* _Task set_
a) Return the text of the Motocross of Nations passage between "For seven years, Team" and "at the MXdN.", inclusive.
b) Pick up the passage on Team USA's 1988 Motocross des Nations bid in France and write what comes next after its final sentence.

* _Text passage_
►
Racer X is counting down the days to the 2015 Monster Energy FIM Motocross of Nations, which will take place Sunday, September 27, in Ernee, France. Team USA has won this race a record twenty-two times, so we decided to count down the days by looking back at each of the winning versions of Team USA. Today we reach 1988 and America’s first attempt to win in France.
For seven years, Team USA had ruled as the world’s motocross superpower by winning the annual FIM Motocross des Nations every year since 1981. The Americans won abroad as well as home; in dry as well as mud; in the sand as well as the hills. In September ‘88, Team USA invaded the Villars-sous-Ecot circuit in the Franche-Comte region of France. Narrowly dodging a bullet by slithering to a dramatic victory the year prior at Unadilla, the Yankees were determined to win again.
Team USA manager Roger DeCoster had once again assembled an all-star team to get the job done. He included three native Californians—Rick Johnson, Jeff Ward, and Ron Lechien—all of whom had prior winning experience at the MXdN.
◄
(Region boundary data)
►
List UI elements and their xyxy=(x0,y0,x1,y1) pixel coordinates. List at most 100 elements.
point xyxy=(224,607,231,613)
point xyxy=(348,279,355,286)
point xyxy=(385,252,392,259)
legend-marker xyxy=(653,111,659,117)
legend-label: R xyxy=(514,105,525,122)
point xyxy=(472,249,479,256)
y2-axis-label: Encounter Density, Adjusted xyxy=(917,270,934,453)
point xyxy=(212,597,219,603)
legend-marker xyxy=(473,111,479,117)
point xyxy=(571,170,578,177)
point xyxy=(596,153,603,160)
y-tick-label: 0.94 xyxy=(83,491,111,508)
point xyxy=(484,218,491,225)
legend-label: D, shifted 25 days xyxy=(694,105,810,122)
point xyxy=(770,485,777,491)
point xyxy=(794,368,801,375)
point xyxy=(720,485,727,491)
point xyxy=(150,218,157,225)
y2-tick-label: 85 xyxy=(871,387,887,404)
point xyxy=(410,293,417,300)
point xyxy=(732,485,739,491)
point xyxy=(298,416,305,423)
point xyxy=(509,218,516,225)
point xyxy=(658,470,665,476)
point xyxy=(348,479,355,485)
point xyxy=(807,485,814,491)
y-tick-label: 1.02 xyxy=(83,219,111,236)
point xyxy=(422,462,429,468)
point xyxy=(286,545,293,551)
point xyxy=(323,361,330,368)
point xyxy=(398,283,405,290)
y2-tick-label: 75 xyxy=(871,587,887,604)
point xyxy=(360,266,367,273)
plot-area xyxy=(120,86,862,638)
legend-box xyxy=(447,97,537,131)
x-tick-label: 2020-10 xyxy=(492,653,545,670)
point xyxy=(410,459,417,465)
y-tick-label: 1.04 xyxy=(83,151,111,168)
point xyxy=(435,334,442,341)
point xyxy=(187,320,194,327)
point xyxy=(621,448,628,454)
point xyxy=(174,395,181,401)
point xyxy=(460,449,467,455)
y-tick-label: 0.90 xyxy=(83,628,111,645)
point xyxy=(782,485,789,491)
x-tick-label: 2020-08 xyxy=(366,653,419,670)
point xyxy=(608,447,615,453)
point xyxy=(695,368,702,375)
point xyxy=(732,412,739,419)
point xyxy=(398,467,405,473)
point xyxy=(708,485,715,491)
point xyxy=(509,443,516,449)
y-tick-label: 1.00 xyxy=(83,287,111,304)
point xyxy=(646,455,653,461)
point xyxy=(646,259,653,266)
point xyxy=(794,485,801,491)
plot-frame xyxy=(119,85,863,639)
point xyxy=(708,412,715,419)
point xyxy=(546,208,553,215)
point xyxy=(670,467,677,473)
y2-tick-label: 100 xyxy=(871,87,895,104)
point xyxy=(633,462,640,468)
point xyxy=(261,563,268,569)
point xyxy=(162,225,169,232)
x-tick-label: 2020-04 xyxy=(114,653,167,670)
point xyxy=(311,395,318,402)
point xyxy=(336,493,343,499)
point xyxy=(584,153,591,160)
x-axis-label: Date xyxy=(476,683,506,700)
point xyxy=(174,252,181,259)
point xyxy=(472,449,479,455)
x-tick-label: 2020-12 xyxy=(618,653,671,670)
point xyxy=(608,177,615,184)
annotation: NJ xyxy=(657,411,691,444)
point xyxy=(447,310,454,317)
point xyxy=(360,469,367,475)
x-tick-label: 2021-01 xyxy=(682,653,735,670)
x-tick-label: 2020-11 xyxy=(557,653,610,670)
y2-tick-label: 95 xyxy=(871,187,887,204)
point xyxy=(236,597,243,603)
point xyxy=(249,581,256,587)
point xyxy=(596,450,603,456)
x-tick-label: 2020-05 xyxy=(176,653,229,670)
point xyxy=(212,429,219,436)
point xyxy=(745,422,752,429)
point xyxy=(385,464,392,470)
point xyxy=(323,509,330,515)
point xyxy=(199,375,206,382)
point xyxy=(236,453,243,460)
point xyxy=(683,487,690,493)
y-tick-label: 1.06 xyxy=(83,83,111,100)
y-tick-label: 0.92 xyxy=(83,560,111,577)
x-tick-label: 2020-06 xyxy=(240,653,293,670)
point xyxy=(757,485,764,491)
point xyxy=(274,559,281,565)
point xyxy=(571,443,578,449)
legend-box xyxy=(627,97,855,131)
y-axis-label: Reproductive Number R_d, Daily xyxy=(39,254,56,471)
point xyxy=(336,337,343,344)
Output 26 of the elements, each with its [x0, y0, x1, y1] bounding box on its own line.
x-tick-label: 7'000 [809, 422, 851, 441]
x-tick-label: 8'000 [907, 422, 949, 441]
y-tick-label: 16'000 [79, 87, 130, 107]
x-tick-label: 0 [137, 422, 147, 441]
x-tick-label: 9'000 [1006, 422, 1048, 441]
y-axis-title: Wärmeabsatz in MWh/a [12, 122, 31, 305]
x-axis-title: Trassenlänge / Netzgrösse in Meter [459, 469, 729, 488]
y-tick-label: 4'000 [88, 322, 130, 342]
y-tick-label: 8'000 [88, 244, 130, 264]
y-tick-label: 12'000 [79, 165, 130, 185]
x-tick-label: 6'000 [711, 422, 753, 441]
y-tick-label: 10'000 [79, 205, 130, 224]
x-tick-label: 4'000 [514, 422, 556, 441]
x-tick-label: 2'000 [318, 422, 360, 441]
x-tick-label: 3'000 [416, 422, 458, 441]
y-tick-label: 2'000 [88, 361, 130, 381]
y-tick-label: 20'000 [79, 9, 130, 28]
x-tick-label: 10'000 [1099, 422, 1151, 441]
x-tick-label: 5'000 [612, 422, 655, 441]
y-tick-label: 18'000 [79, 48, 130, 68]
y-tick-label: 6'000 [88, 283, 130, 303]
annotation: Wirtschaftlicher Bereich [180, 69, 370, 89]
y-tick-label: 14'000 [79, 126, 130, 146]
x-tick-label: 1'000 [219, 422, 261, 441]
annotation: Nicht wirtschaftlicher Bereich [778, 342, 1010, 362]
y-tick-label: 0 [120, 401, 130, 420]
◄
* _Responses by task_
a)
For seven years, Team USA had ruled as the world’s motocross superpower by winning the annual FIM Motocross des Nations every year since 1981. The Americans won abroad as well as home; in dry as well as mud; in the sand as well as the hills. In September ‘88, Team USA invaded the Villars-sous-Ecot circuit in the Franche-Comte region of France. Narrowly dodging a bullet by slithering to a dramatic victory the year prior at Unadilla, the Yankees were determined to win again.
Team USA manager Roger DeCoster had once again assembled an all-star team to get the job done. He included three native Californians—Rick Johnson, Jeff Ward, and Ron Lechien—all of whom had prior winning experience at the MXdN.

b)
Johnson, the 1988 AMA Supercross and 500cc Motocross Champion, would lead the charge on a 250 Honda. Jeff Ward, the ’88 250cc Motocross Champion, would drop down to ride a Kawasaki KX125. That’s because DeCoster and the AMA decided the Americans would have a better chance with Ron Lechien as the third man on a 500, as compared to ’88 AMA 125 Motocross Champion George Holland joining the team on a 125 and Wardy riding the 500. In other words, for the third year in a row, DeCoster left the 125 champ home—even though all three times (Micky Dymond twice and Holland once) they were his own American Honda riders.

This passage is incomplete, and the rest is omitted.